**RAW DATA:**
— start —

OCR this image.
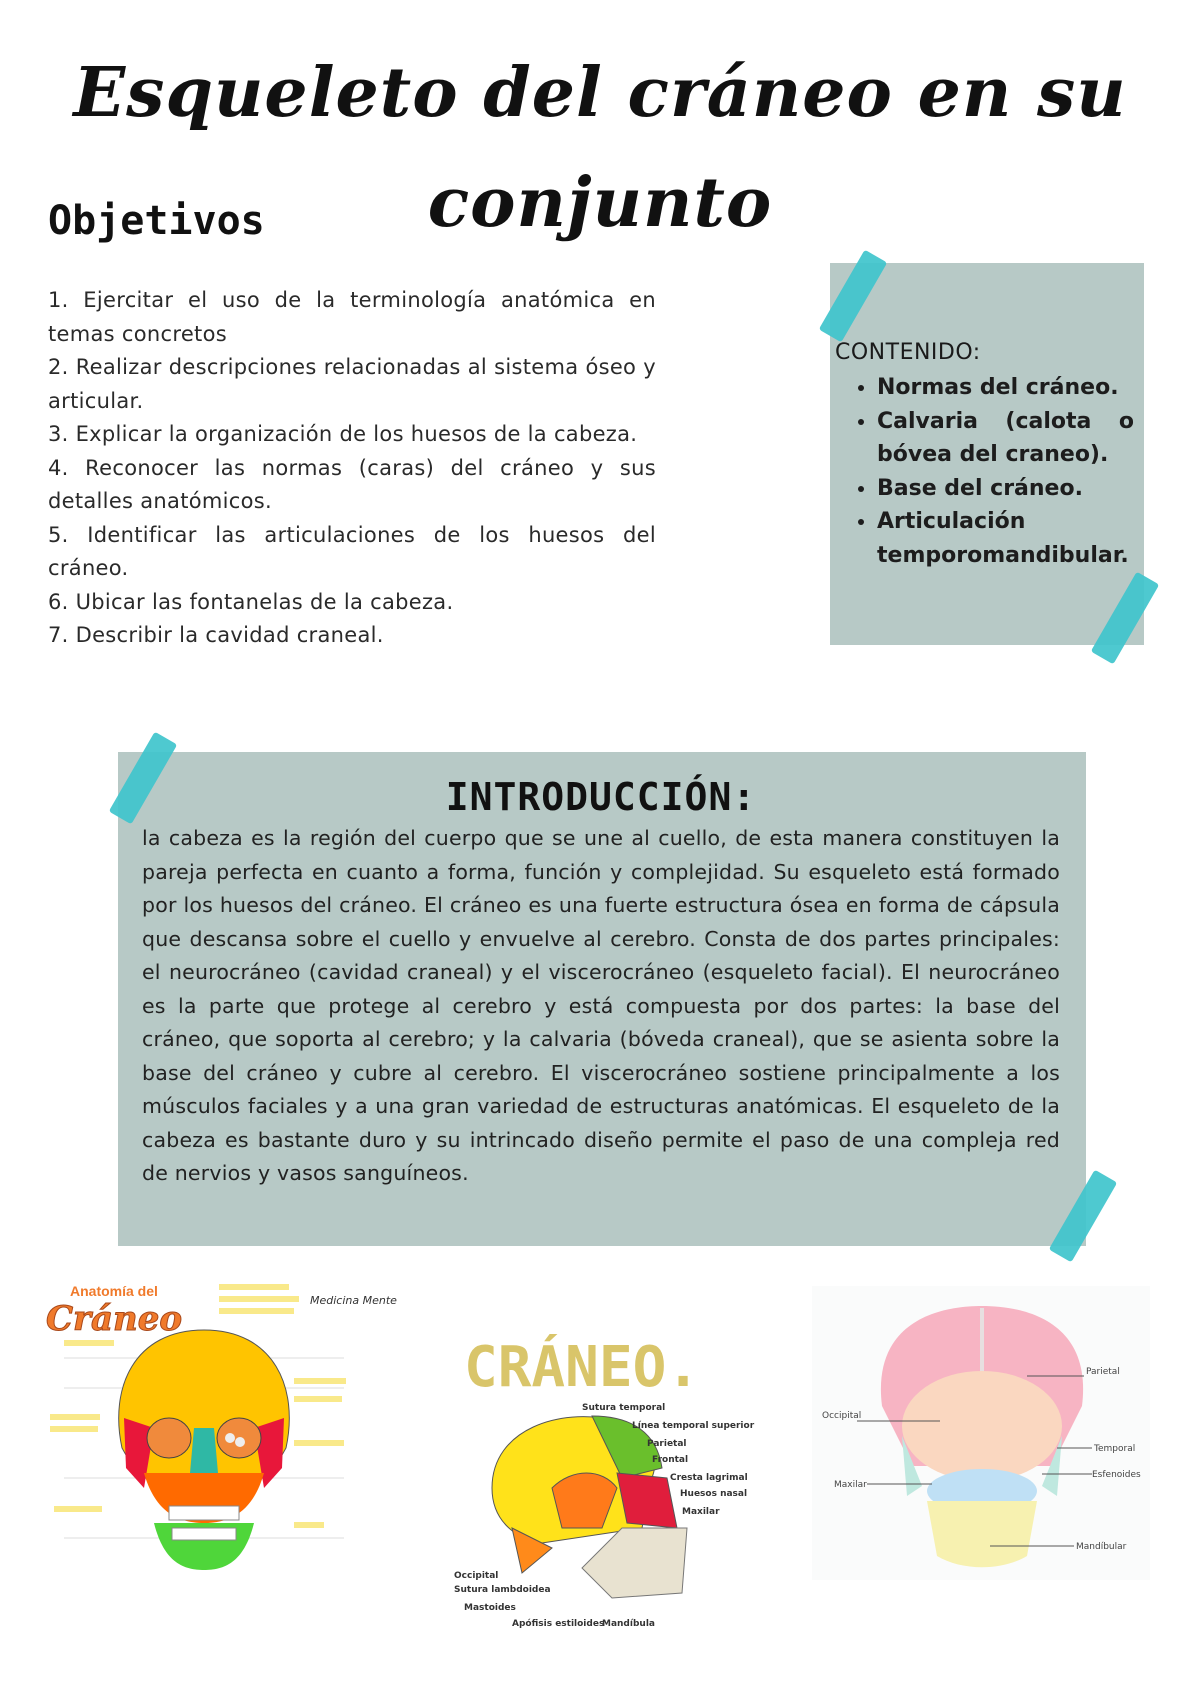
Esqueleto del cráneo en su conjunto
Objetivos
1. Ejercitar el uso de la terminología anatómica en temas concretos
2. Realizar descripciones relacionadas al sistema óseo y articular.
3. Explicar la organización de los huesos de la cabeza.
4. Reconocer las normas (caras) del cráneo y sus detalles anatómicos.
5. Identificar las articulaciones de los huesos del cráneo.
6. Ubicar las fontanelas de la cabeza.
7. Describir la cavidad craneal.
CONTENIDO:
• Normas del cráneo.
• Calvaria (calota o bóvea del craneo).
• Base del cráneo.
• Articulación temporomandibular.
INTRODUCCIÓN:

la cabeza es la región del cuerpo que se une al cuello, de esta manera constituyen la pareja perfecta en cuanto a forma, función y complejidad. Su esqueleto está formado por los huesos del cráneo. El cráneo es una fuerte estructura ósea en forma de cápsula que descansa sobre el cuello y envuelve al cerebro. Consta de dos partes principales: el neurocráneo (cavidad craneal) y el viscerocráneo (esqueleto facial). El neurocráneo es la parte que protege al cerebro y está compuesta por dos partes: la base del cráneo, que soporta al cerebro; y la calvaria (bóveda craneal), que se asienta sobre la base del cráneo y cubre al cerebro. El viscerocráneo sostiene principalmente a los músculos faciales y a una gran variedad de estructuras anatómicas. El esqueleto de la cabeza es bastante duro y su intrincado diseño permite el paso de una compleja red de nervios y vasos sanguíneos.

Anatomía del
Cráneo	Medicina Mente
CRÁNEO.
Sutura temporal
Línea temporal superior
Parietal
Frontal
Cresta lagrimal
Huesos nasal
Maxilar
Mandíbula
Apófisis estiloides
Occipital
Sutura lambdoidea
Mastoides
Parietal
Occipital
Temporal
Esfenoides
Maxilar
Mandíbular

— end —

Pick each line holding the word "Sutura" out of the listing.

Sutura temporal
Sutura lambdoidea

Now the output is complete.